PROBLEM TO SOLVE: Copy out each line that has "Friedrich" in it.

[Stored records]
┄┄┄┄┄┄┄┄┄┄┄┄┄┄┄┄┄┄┄┄
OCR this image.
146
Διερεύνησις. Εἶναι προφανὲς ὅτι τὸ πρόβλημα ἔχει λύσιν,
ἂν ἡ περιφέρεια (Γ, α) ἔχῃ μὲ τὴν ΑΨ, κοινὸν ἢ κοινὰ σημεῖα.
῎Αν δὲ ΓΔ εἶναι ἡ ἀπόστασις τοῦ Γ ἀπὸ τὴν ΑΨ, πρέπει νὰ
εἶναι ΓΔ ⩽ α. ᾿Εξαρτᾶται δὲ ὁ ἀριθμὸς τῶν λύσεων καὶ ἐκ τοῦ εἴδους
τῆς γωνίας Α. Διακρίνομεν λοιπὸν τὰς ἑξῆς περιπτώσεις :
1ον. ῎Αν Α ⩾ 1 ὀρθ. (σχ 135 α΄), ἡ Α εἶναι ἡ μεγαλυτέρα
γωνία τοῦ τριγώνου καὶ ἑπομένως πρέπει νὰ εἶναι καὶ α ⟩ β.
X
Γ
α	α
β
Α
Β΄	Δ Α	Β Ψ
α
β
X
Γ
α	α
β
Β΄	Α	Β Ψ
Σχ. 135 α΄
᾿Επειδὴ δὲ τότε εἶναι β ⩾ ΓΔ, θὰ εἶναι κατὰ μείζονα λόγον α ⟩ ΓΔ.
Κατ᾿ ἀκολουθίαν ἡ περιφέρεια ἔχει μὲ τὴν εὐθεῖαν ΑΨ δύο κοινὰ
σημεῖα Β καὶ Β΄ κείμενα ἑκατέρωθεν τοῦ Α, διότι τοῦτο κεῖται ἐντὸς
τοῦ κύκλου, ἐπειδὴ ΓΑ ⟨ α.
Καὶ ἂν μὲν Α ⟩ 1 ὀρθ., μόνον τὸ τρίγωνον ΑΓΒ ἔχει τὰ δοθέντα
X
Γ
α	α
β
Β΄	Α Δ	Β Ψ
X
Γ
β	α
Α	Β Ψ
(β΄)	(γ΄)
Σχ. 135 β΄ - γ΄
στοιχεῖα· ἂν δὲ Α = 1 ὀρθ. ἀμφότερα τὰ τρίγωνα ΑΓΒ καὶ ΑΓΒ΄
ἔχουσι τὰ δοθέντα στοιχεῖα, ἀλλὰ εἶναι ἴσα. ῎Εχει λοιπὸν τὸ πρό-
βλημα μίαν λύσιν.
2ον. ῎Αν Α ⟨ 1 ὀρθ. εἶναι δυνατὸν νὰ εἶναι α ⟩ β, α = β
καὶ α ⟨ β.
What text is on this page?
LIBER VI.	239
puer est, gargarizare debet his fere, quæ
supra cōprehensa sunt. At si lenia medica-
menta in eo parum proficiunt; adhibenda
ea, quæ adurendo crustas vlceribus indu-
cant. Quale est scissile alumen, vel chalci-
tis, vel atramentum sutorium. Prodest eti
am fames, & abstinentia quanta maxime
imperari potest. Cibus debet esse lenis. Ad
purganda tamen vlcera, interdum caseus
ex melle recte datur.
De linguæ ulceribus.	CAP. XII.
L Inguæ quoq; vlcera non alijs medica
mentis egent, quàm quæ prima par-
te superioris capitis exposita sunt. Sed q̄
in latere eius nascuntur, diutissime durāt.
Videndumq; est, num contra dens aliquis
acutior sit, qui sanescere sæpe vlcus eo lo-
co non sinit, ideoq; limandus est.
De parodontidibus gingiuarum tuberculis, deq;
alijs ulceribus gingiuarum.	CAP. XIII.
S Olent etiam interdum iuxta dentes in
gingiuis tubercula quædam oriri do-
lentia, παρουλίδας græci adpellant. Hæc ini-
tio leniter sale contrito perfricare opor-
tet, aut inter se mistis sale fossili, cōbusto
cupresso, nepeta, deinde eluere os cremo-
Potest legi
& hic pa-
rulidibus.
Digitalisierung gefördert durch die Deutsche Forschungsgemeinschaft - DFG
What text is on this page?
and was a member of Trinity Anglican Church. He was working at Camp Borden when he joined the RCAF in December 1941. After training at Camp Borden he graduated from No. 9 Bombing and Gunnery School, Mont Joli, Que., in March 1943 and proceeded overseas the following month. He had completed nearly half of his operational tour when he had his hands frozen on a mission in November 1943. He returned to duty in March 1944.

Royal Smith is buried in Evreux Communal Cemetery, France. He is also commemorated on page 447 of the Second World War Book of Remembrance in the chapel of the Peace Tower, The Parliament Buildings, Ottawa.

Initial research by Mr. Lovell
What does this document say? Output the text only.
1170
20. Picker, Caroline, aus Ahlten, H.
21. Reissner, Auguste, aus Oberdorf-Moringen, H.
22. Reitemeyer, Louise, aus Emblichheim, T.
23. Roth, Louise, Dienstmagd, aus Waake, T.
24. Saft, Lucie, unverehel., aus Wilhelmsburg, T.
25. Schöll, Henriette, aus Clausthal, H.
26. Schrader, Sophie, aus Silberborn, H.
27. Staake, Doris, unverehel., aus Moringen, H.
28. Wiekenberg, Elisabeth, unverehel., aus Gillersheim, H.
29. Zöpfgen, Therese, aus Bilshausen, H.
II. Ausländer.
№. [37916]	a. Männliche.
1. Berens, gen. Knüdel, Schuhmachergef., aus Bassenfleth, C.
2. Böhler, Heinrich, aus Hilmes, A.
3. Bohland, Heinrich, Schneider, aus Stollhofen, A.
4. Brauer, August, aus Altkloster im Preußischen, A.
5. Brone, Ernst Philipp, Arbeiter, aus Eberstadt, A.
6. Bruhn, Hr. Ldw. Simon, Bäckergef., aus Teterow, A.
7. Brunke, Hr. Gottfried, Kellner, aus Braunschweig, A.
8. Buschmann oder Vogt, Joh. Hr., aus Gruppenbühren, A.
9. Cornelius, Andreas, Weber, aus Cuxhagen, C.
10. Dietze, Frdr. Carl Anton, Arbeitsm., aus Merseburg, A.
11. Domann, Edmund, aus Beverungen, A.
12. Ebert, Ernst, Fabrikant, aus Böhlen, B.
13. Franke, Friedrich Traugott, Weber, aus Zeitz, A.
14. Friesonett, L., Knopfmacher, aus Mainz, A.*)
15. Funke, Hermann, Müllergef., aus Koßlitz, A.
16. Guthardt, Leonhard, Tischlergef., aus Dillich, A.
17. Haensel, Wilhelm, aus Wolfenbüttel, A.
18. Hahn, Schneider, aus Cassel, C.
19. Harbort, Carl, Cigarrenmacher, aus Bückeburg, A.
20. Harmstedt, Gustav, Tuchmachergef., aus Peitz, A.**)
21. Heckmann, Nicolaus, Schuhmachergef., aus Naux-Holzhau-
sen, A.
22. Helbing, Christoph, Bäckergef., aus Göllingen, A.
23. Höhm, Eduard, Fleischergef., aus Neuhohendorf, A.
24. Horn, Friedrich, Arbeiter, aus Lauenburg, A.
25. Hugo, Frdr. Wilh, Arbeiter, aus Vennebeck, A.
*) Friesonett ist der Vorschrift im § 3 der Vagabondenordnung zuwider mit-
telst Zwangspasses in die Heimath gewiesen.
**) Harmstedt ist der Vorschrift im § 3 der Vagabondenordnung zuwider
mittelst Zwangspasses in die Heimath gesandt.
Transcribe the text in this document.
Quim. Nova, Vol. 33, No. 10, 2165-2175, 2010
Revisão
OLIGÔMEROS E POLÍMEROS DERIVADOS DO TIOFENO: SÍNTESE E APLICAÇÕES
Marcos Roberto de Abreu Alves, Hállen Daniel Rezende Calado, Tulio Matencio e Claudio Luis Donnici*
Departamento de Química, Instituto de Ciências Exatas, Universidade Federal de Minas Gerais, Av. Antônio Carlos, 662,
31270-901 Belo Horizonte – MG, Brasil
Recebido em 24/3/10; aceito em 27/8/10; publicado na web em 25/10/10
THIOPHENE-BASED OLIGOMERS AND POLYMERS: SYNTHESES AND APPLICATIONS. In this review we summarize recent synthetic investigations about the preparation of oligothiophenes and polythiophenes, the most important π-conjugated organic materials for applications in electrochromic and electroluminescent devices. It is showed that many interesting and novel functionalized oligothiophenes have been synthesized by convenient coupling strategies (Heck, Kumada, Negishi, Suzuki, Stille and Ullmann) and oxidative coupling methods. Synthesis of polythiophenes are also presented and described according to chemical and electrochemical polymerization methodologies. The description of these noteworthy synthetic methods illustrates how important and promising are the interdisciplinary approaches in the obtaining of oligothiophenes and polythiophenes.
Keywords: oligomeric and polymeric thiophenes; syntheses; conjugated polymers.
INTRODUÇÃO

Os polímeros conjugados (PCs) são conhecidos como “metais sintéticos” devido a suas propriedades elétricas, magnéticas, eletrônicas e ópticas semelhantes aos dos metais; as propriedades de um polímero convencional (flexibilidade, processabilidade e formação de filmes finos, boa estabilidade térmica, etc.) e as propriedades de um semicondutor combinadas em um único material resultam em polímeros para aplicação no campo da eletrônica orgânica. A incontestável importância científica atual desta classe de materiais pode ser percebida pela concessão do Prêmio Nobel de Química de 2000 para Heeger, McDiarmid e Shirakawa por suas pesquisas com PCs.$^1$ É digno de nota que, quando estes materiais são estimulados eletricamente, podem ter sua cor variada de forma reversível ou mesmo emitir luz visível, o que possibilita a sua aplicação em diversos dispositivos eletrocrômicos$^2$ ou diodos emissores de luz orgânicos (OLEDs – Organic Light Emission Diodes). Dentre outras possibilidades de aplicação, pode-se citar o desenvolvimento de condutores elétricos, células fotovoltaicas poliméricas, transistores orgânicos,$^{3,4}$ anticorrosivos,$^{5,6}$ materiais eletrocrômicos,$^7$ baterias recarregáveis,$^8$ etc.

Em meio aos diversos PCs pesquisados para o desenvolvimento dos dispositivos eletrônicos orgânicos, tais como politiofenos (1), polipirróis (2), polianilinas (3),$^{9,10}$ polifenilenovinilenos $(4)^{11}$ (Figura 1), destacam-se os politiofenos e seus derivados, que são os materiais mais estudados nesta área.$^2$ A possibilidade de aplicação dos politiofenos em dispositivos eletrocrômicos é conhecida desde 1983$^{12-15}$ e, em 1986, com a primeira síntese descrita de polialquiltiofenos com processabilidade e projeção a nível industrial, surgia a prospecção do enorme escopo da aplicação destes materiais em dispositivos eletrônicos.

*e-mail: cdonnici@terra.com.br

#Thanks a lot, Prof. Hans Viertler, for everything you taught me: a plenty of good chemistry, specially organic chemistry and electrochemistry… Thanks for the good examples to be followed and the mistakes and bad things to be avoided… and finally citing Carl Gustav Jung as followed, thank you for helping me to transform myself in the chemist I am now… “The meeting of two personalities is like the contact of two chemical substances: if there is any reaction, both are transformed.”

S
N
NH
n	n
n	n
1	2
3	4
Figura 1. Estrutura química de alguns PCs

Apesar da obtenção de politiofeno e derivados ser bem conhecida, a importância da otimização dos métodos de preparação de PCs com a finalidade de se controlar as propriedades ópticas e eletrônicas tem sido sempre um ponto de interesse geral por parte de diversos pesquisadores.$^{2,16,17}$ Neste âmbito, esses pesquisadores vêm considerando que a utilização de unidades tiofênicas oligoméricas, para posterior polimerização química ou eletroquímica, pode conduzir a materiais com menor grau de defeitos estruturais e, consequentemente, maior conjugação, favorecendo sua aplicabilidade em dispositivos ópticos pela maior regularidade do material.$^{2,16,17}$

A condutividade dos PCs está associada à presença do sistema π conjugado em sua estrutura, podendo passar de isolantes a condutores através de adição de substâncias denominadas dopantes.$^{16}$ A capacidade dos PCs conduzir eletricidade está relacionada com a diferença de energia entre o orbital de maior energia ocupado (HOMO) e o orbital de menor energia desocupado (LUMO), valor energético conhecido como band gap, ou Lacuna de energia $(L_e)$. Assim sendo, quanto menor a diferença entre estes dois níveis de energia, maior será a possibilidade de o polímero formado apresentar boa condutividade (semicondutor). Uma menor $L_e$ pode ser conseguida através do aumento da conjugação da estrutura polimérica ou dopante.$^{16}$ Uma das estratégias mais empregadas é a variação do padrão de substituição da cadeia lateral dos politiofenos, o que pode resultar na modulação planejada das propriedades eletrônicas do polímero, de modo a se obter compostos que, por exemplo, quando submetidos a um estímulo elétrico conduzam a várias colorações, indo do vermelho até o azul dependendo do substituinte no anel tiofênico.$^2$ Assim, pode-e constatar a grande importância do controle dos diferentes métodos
┄┄┄┄┄┄┄┄┄┄┄┄┄┄┄┄┄┄┄┄
REPLY:
13. Franke, Friedrich Traugott, Weber, aus Zeitz, A.
24. Horn, Friedrich, Arbeiter, aus Lauenburg, A.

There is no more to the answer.